[Saved data entries]
+ + +
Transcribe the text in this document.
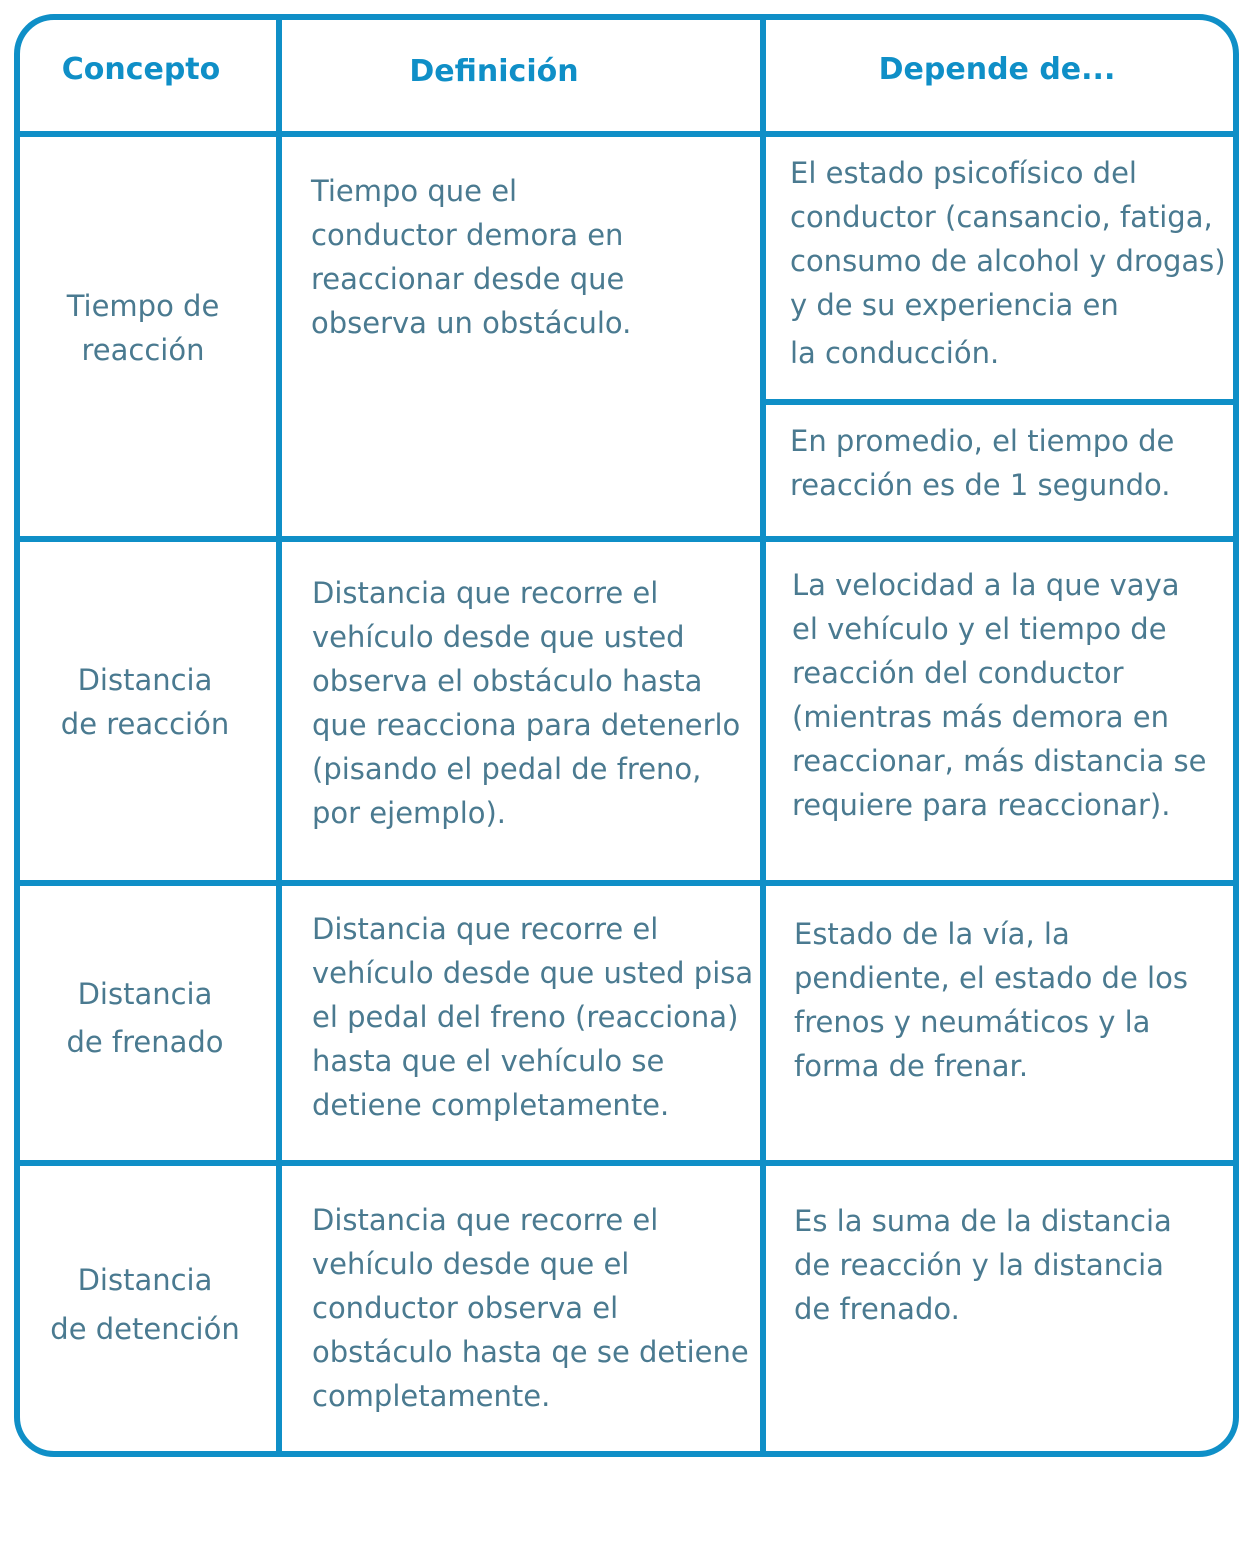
Concepto	Definición	Depende de...
Tiempo de
reacción
Tiempo que el
conductor demora en
reaccionar desde que
observa un obstáculo.
El estado psicofísico del
conductor (cansancio, fatiga,
consumo de alcohol y drogas)
y de su experiencia en
la conducción.
En promedio, el tiempo de
reacción es de 1 segundo.
Distancia
de reacción
Distancia que recorre el
vehículo desde que usted
observa el obstáculo hasta
que reacciona para detenerlo
(pisando el pedal de freno,
por ejemplo).
La velocidad a la que vaya
el vehículo y el tiempo de
reacción del conductor
(mientras más demora en
reaccionar, más distancia se
requiere para reaccionar).
Distancia
de frenado
Distancia que recorre el
vehículo desde que usted pisa
el pedal del freno (reacciona)
hasta que el vehículo se
detiene completamente.
Estado de la vía, la
pendiente, el estado de los
frenos y neumáticos y la
forma de frenar.
Distancia
de detención
Distancia que recorre el
vehículo desde que el
conductor observa el
obstáculo hasta qe se detiene
completamente.
Es la suma de la distancia
de reacción y la distancia
de frenado.
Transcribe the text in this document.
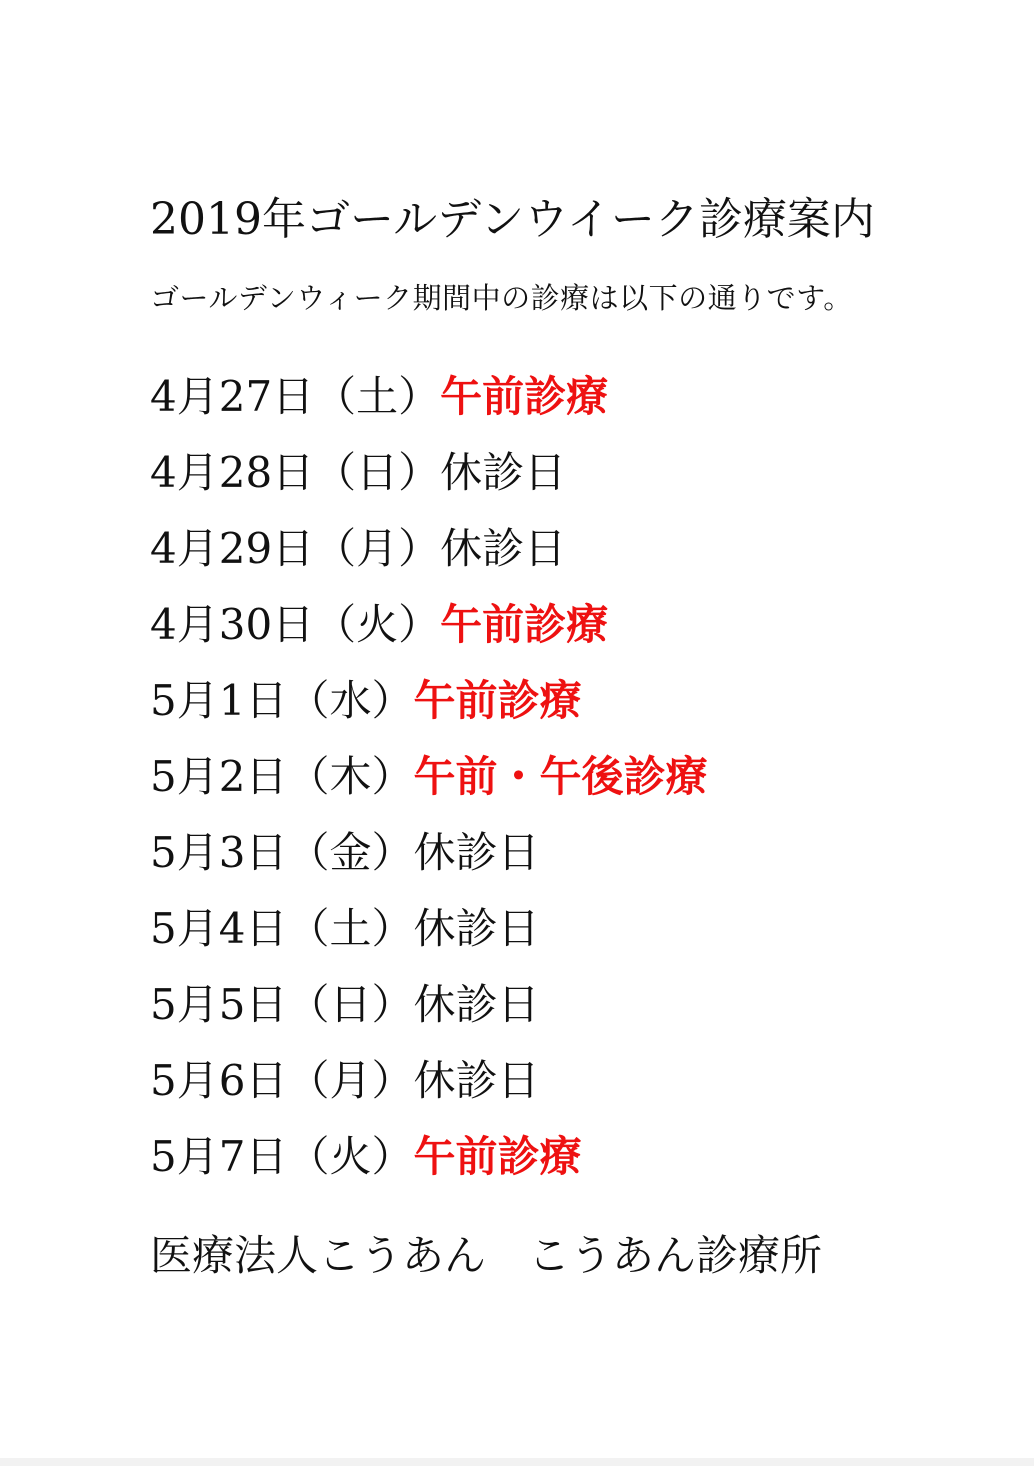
2019年ゴールデンウイーク診療案内
ゴールデンウィーク期間中の診療は以下の通りです。
4月27日（土）午前診療
4月28日（日）休診日
4月29日（月）休診日
4月30日（火）午前診療
5月1日（水）午前診療
5月2日（木）午前・午後診療
5月3日（金）休診日
5月4日（土）休診日
5月5日（日）休診日
5月6日（月）休診日
5月7日（火）午前診療
医療法人こうあん　こうあん診療所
+ + +
» **Problem requirements**: Gather every line from the entries above where the word "para" appears, and copy them.

» **Reply to the exercise**:
que reacciona para detenerlo
requiere para reaccionar).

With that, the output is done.